##### EXTRAIT À LIRE #####

Le rapport Martin-Bourlanges est l'expression de la position officielle du
Parlement.
En somme, la position des instances communautaires tend à faire de 1996,
l'instrument d'une véritable refondation de l'Union européenne.
En outre, le Parlement européen rappelle les engagements pris par le
Conseil européen de Essen en ce qui concerne la stratégie de
pré-adhésion et s'attend à une vision claire (pour 1996)
sur l'Union élargie et ses retombées sur le plan institutionnel,
financier et en matière de politiques communes.
2.4 Rapport du Président du groupe de réflexion sur la
C.I.G. (Carlos WESTENDORP)
Le Groupe s'accorde, avant tout, à souligner le caractère
essentiel de l'élargissement. D'ailleurs, il admet que tous les
candidats - répondant aux critères établis lors du Conseil
européen de Copenhague - ont vocation à adhérer (Pays
d'Europe centrale et orientale ; Malte ; Chypre ; pays baltes).Selon le Groupe,
les négociations d'élargissement débuteront à
l'issue de la Conférence, avec tous les candidats réunissant les
critères exigés.

##### ENREGISTREMENTS FOURNIS #####

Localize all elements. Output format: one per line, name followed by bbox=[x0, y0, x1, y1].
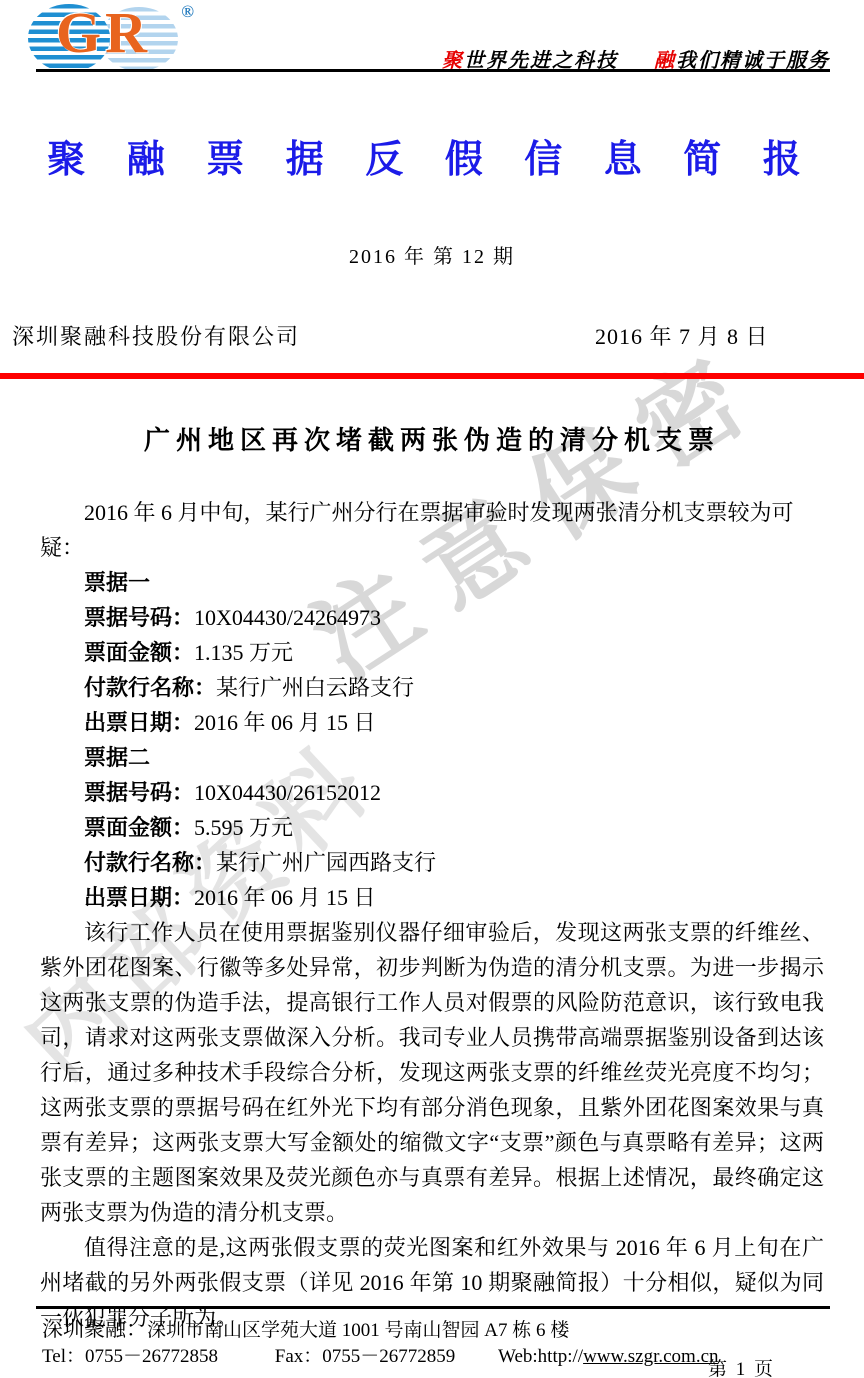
ticket-2-date: 出票日期：2016 年 06 月 15 日 bbox=[84, 880, 824, 915]
footer-address: 深圳聚融：深圳市南山区学苑大道 1001 号南山智园 A7 栋 6 楼 bbox=[42, 1313, 569, 1343]
intro-line: 2016 年 6 月中旬，某行广州分行在票据审验时发现两张清分机支票较为可疑： bbox=[40, 495, 824, 565]
ticket-1-amount: 票面金额：1.135 万元 bbox=[84, 635, 824, 670]
ticket-1-number: 票据号码：10X04430/24264973 bbox=[84, 600, 824, 635]
footer-address-text: 深圳市南山区学苑大道 1001 号南山智园 A7 栋 6 楼 bbox=[147, 1320, 569, 1341]
ticket-1-date: 出票日期：2016 年 06 月 15 日 bbox=[84, 705, 824, 740]
telephone: Tel：0755－26772858 bbox=[42, 1341, 218, 1368]
registered-trademark-icon: ® bbox=[181, 2, 194, 22]
header-divider bbox=[36, 69, 830, 72]
website: Web:http://www.szgr.com.cn bbox=[498, 1346, 718, 1368]
ticket-1-bank: 付款行名称：某行广州白云路支行 bbox=[84, 670, 824, 705]
ticket-2-amount: 票面金额：5.595 万元 bbox=[84, 810, 824, 845]
ticket-1-heading: 票据一 bbox=[84, 565, 824, 600]
company-name: 深圳聚融科技股份有限公司 bbox=[12, 320, 300, 351]
logo-gr-letters: GR bbox=[56, 0, 151, 68]
issue-number: 2016 年 第 12 期 bbox=[0, 240, 864, 269]
ticket-2-heading: 票据二 bbox=[84, 740, 824, 775]
company-logo: GR ® bbox=[28, 4, 180, 74]
bulletin-title: 聚 融 票 据 反 假 信 息 简 报 bbox=[0, 128, 864, 183]
fax: Fax：0755－26772859 bbox=[275, 1341, 456, 1368]
footer-contact: Tel：0755－26772858 Fax：0755－26772859 Web:… bbox=[42, 1341, 719, 1368]
article-body: 2016 年 6 月中旬，某行广州分行在票据审验时发现两张清分机支票较为可疑： … bbox=[40, 495, 824, 1335]
ticket-2-bank: 付款行名称：某行广州广园西路支行 bbox=[84, 845, 824, 880]
footer-address-label: 深圳聚融： bbox=[42, 1317, 147, 1341]
analysis-paragraph: 该行工作人员在使用票据鉴别仪器仔细审验后，发现这两张支票的纤维丝、紫外团花图案、… bbox=[40, 915, 824, 1230]
red-divider bbox=[0, 373, 864, 379]
page-number: 第 1 页 bbox=[708, 1354, 775, 1378]
ticket-2-number: 票据号码：10X04430/26152012 bbox=[84, 775, 824, 810]
issue-date: 2016 年 7 月 8 日 bbox=[595, 320, 769, 351]
article-title: 广州地区再次堵截两张伪造的清分机支票 bbox=[0, 420, 864, 457]
bulletin-page: 注意保密 内部资料 GR ® 聚世界先进之科技融我们精诚于服务 聚 融 票 据 … bbox=[0, 0, 864, 1378]
footer-divider bbox=[36, 1306, 830, 1309]
website-link[interactable]: www.szgr.com.cn bbox=[583, 1346, 718, 1367]
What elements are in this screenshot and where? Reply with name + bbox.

#####

_CONSIGNES_
[a] Reprenez mot pour mot le passage de l'extrait sur l'élargissement de l'Union européenne, depuis « En outre, le » jusqu'à « claire (pour 1996) ».
[b] Transformez en tableau Markdown à deux colonnes, N° et Ligne, les lignes des enregistrements allant de celle qui contient « ticket-2-date: 出票日期：2016 年 » jusqu'à celle qui contient « red-divider bbox=[0, 373, 864, 379] », ces deux lignes comprises. Ne retenez que ces lignes et omettez celles qui sont vides.

_RÉPONSES AUX CONSIGNES_
[a]
En outre, le Parlement européen rappelle les engagements pris par le
Conseil européen de Essen en ce qui concerne la stratégie de
pré-adhésion et s'attend à une vision claire (pour 1996)

[b]
| N° | Ligne |
|---|---|
| 1 | ticket-2-date: 出票日期：2016 年 06 月 15 日 bbox=[84, 880, 824, 915] |
| 2 | footer-address: 深圳聚融：深圳市南山区学苑大道 1001 号南山智园 A7 栋 6 楼 bbox=[42, 1313, 569, 1343] |
| 3 | intro-line: 2016 年 6 月中旬，某行广州分行在票据审验时发现两张清分机支票较为可疑： bbox=[40, 495, 824, 565] |
| 4 | ticket-1-amount: 票面金额：1.135 万元 bbox=[84, 635, 824, 670] |
| 5 | ticket-1-number: 票据号码：10X04430/24264973 bbox=[84, 600, 824, 635] |
| 6 | footer-address-text: 深圳市南山区学苑大道 1001 号南山智园 A7 栋 6 楼 bbox=[147, 1320, 569, 1341] |
| 7 | ticket-1-date: 出票日期：2016 年 06 月 15 日 bbox=[84, 705, 824, 740] |
| 8 | telephone: Tel：0755－26772858 bbox=[42, 1341, 218, 1368] |
| 9 | registered-trademark-icon: ® bbox=[181, 2, 194, 22] |
| 10 | header-divider bbox=[36, 69, 830, 72] |
| 11 | website: Web:http://www.szgr.com.cn bbox=[498, 1346, 718, 1368] |
| 12 | ticket-1-bank: 付款行名称：某行广州白云路支行 bbox=[84, 670, 824, 705] |
| 13 | ticket-2-amount: 票面金额：5.595 万元 bbox=[84, 810, 824, 845] |
| 14 | ticket-1-heading: 票据一 bbox=[84, 565, 824, 600] |
| 15 | company-name: 深圳聚融科技股份有限公司 bbox=[12, 320, 300, 351] |
| 16 | logo-gr-letters: GR bbox=[56, 0, 151, 68] |
| 17 | issue-number: 2016 年 第 12 期 bbox=[0, 240, 864, 269] |
| 18 | ticket-2-heading: 票据二 bbox=[84, 740, 824, 775] |
| 19 | company-logo: GR ® bbox=[28, 4, 180, 74] |
| 20 | bulletin-title: 聚 融 票 据 反 假 信 息 简 报 bbox=[0, 128, 864, 183] |
| 21 | fax: Fax：0755－26772859 bbox=[275, 1341, 456, 1368] |
| 22 | footer-contact: Tel：0755－26772858 Fax：0755－26772859 Web:… bbox=[42, 1341, 719, 1368] |
| 23 | article-body: 2016 年 6 月中旬，某行广州分行在票据审验时发现两张清分机支票较为可疑： … bbox=[40, 495, 824, 1335] |
| 24 | ticket-2-bank: 付款行名称：某行广州广园西路支行 bbox=[84, 845, 824, 880] |
| 25 | footer-address-label: 深圳聚融： bbox=[42, 1317, 147, 1341] |
| 26 | analysis-paragraph: 该行工作人员在使用票据鉴别仪器仔细审验后，发现这两张支票的纤维丝、紫外团花图案、… bbox=[40, 915, 824, 1230] |
| 27 | red-divider bbox=[0, 373, 864, 379] |